[TASK REQUIREMENTS]
Take down each entry exactly as written.

[DATA LINES]
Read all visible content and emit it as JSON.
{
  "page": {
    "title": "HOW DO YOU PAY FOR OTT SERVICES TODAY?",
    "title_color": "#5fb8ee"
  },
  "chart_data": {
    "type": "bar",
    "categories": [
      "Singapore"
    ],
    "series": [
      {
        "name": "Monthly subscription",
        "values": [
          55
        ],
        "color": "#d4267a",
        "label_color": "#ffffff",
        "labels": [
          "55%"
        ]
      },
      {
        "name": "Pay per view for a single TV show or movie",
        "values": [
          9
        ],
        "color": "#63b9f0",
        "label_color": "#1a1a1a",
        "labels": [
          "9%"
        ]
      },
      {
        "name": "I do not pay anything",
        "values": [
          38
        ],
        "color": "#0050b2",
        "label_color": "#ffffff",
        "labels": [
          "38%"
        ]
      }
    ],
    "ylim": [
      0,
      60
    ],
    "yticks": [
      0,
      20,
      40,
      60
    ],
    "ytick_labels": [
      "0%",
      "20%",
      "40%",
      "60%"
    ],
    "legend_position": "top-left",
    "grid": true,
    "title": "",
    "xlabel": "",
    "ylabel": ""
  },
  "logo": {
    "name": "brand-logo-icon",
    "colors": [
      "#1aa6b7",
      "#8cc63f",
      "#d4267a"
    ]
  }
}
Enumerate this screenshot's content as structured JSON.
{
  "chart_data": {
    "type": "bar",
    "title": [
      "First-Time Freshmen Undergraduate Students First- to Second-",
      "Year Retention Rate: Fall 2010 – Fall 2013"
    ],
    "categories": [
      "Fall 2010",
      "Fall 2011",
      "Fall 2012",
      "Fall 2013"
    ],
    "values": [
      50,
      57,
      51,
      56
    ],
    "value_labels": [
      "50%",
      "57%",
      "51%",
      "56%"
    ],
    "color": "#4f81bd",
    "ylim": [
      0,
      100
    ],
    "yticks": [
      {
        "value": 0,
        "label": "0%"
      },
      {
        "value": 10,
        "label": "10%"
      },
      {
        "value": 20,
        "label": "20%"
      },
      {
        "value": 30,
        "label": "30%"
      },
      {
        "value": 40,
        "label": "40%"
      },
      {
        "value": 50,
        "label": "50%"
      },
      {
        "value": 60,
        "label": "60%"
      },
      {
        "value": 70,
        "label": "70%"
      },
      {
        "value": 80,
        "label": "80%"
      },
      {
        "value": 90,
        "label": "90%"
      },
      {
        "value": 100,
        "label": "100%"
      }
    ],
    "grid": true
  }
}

[PROBLEM SOLUTION]
Read all visible content and emit it as JSON.
{
  "page": {
    "title": "HOW DO YOU PAY FOR OTT SERVICES TODAY?",
    "title_color": "#5fb8ee"
  },
  "chart_data": {
    "type": "bar",
    "categories": [
      "Singapore"
    ],
    "series": [
      {
        "name": "Monthly subscription",
        "values": [
          55
        ],
        "color": "#d4267a",
        "label_color": "#ffffff",
        "labels": [
          "55%"
        ]
      },
      {
        "name": "Pay per view for a single TV show or movie",
        "values": [
          9
        ],
        "color": "#63b9f0",
        "label_color": "#1a1a1a",
        "labels": [
          "9%"
        ]
      },
      {
        "name": "I do not pay anything",
        "values": [
          38
        ],
        "color": "#0050b2",
        "label_color": "#ffffff",
        "labels": [
          "38%"
        ]
      }
    ],
    "ylim": [
      0,
      60
    ],
    "yticks": [
      0,
      20,
      40,
      60
    ],
    "ytick_labels": [
      "0%",
      "20%",
      "40%",
      "60%"
    ],
    "legend_position": "top-left",
    "grid": true,
    "title": "",
    "xlabel": "",
    "ylabel": ""
  },
  "logo": {
    "name": "brand-logo-icon",
    "colors": [
      "#1aa6b7",
      "#8cc63f",
      "#d4267a"
    ]
  }
}
Enumerate this screenshot's content as structured JSON.
{
  "chart_data": {
    "type": "bar",
    "title": [
      "First-Time Freshmen Undergraduate Students First- to Second-",
      "Year Retention Rate: Fall 2010 – Fall 2013"
    ],
    "categories": [
      "Fall 2010",
      "Fall 2011",
      "Fall 2012",
      "Fall 2013"
    ],
    "values": [
      50,
      57,
      51,
      56
    ],
    "value_labels": [
      "50%",
      "57%",
      "51%",
      "56%"
    ],
    "color": "#4f81bd",
    "ylim": [
      0,
      100
    ],
    "yticks": [
      {
        "value": 0,
        "label": "0%"
      },
      {
        "value": 10,
        "label": "10%"
      },
      {
        "value": 20,
        "label": "20%"
      },
      {
        "value": 30,
        "label": "30%"
      },
      {
        "value": 40,
        "label": "40%"
      },
      {
        "value": 50,
        "label": "50%"
      },
      {
        "value": 60,
        "label": "60%"
      },
      {
        "value": 70,
        "label": "70%"
      },
      {
        "value": 80,
        "label": "80%"
      },
      {
        "value": 90,
        "label": "90%"
      },
      {
        "value": 100,
        "label": "100%"
      }
    ],
    "grid": true
  }
}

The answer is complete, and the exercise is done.